* [Problem statement]: Reproduce every line of the data below without any alteration, but omit the picture.

* [Dataset content]:
==================================================
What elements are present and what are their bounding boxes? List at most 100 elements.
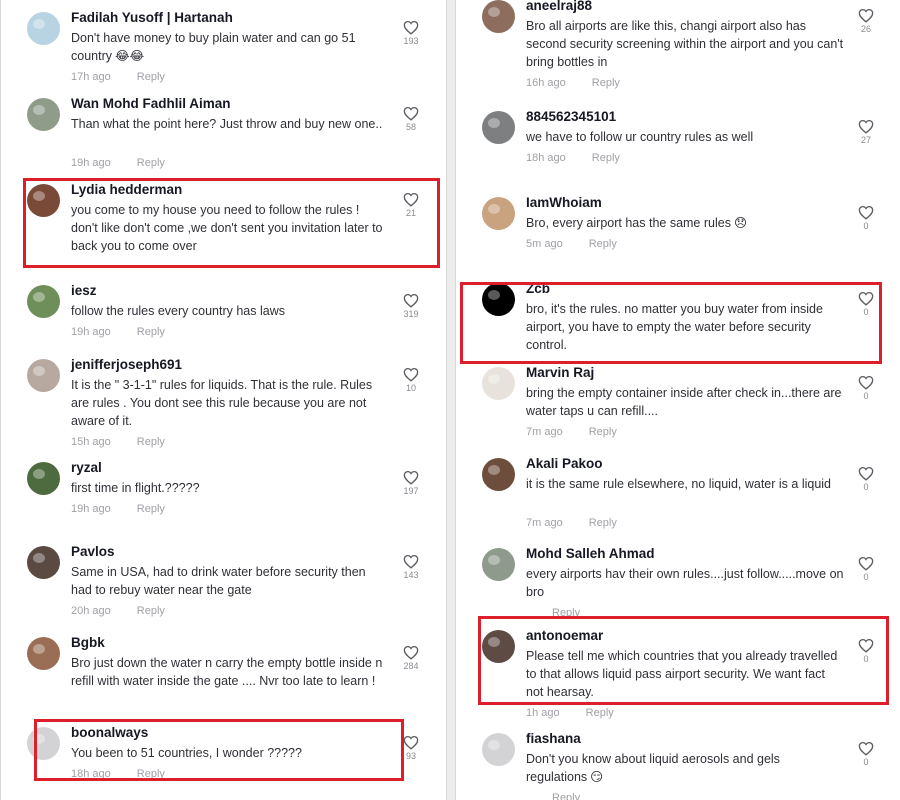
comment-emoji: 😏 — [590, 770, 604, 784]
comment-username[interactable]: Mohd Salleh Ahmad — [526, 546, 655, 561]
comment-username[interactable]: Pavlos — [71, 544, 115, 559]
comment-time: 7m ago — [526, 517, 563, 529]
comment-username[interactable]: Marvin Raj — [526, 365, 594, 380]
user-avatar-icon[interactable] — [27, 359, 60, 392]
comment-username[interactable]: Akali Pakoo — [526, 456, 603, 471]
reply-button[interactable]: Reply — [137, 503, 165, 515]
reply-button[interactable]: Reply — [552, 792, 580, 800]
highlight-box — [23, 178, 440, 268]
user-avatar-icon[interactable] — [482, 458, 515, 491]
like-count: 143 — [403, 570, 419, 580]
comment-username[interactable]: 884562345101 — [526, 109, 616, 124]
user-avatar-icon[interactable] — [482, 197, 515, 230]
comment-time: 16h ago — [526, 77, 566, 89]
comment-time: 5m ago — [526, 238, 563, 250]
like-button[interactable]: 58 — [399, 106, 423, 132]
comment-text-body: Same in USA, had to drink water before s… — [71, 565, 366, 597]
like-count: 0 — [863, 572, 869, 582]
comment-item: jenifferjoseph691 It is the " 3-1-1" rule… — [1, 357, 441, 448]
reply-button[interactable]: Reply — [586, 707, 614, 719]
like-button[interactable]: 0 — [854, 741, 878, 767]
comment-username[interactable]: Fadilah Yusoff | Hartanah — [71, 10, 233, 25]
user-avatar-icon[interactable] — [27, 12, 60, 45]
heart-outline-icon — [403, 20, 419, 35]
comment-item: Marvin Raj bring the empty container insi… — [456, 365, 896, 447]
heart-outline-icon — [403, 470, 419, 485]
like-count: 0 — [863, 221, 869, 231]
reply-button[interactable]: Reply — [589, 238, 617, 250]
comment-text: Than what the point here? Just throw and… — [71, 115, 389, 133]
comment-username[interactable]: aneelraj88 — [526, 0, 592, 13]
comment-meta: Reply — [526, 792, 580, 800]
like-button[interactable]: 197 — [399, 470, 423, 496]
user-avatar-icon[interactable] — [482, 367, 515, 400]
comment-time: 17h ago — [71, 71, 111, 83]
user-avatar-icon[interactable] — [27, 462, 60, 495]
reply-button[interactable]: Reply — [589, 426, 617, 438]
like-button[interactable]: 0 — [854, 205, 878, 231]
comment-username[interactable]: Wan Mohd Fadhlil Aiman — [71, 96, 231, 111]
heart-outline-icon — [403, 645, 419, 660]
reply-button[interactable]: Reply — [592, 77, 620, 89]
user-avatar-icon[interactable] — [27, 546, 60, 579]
==================================================
* [Response for this exercise]:
What elements are present and what are their bounding boxes? List at most 100 elements.
comment-emoji: 😏 — [590, 770, 604, 784]
comment-username[interactable]: Mohd Salleh Ahmad — [526, 546, 655, 561]
comment-username[interactable]: Pavlos — [71, 544, 115, 559]
comment-time: 7m ago — [526, 517, 563, 529]
comment-username[interactable]: Marvin Raj — [526, 365, 594, 380]
user-avatar-icon[interactable] — [27, 359, 60, 392]
comment-username[interactable]: Akali Pakoo — [526, 456, 603, 471]
reply-button[interactable]: Reply — [137, 503, 165, 515]
reply-button[interactable]: Reply — [552, 792, 580, 800]
highlight-box — [23, 178, 440, 268]
user-avatar-icon[interactable] — [482, 458, 515, 491]
like-count: 143 — [403, 570, 419, 580]
comment-username[interactable]: 884562345101 — [526, 109, 616, 124]
user-avatar-icon[interactable] — [482, 197, 515, 230]
comment-time: 16h ago — [526, 77, 566, 89]
comment-time: 5m ago — [526, 238, 563, 250]
like-button[interactable]: 58 — [399, 106, 423, 132]
comment-text-body: Same in USA, had to drink water before s… — [71, 565, 366, 597]
like-count: 0 — [863, 572, 869, 582]
comment-item: jenifferjoseph691 It is the " 3-1-1" rule… — [1, 357, 441, 448]
reply-button[interactable]: Reply — [586, 707, 614, 719]
like-button[interactable]: 0 — [854, 741, 878, 767]
comment-username[interactable]: Fadilah Yusoff | Hartanah — [71, 10, 233, 25]
user-avatar-icon[interactable] — [27, 12, 60, 45]
heart-outline-icon — [403, 20, 419, 35]
comment-item: Marvin Raj bring the empty container insi… — [456, 365, 896, 447]
heart-outline-icon — [403, 470, 419, 485]
like-count: 0 — [863, 221, 869, 231]
reply-button[interactable]: Reply — [589, 238, 617, 250]
comment-text: Than what the point here? Just throw and… — [71, 115, 389, 133]
comment-username[interactable]: aneelraj88 — [526, 0, 592, 13]
comment-meta: Reply — [526, 792, 580, 800]
like-button[interactable]: 197 — [399, 470, 423, 496]
user-avatar-icon[interactable] — [482, 367, 515, 400]
comment-time: 17h ago — [71, 71, 111, 83]
user-avatar-icon[interactable] — [27, 462, 60, 495]
reply-button[interactable]: Reply — [589, 426, 617, 438]
like-button[interactable]: 0 — [854, 205, 878, 231]
comment-username[interactable]: Wan Mohd Fadhlil Aiman — [71, 96, 231, 111]
heart-outline-icon — [403, 645, 419, 660]
reply-button[interactable]: Reply — [592, 77, 620, 89]
user-avatar-icon[interactable] — [27, 546, 60, 579]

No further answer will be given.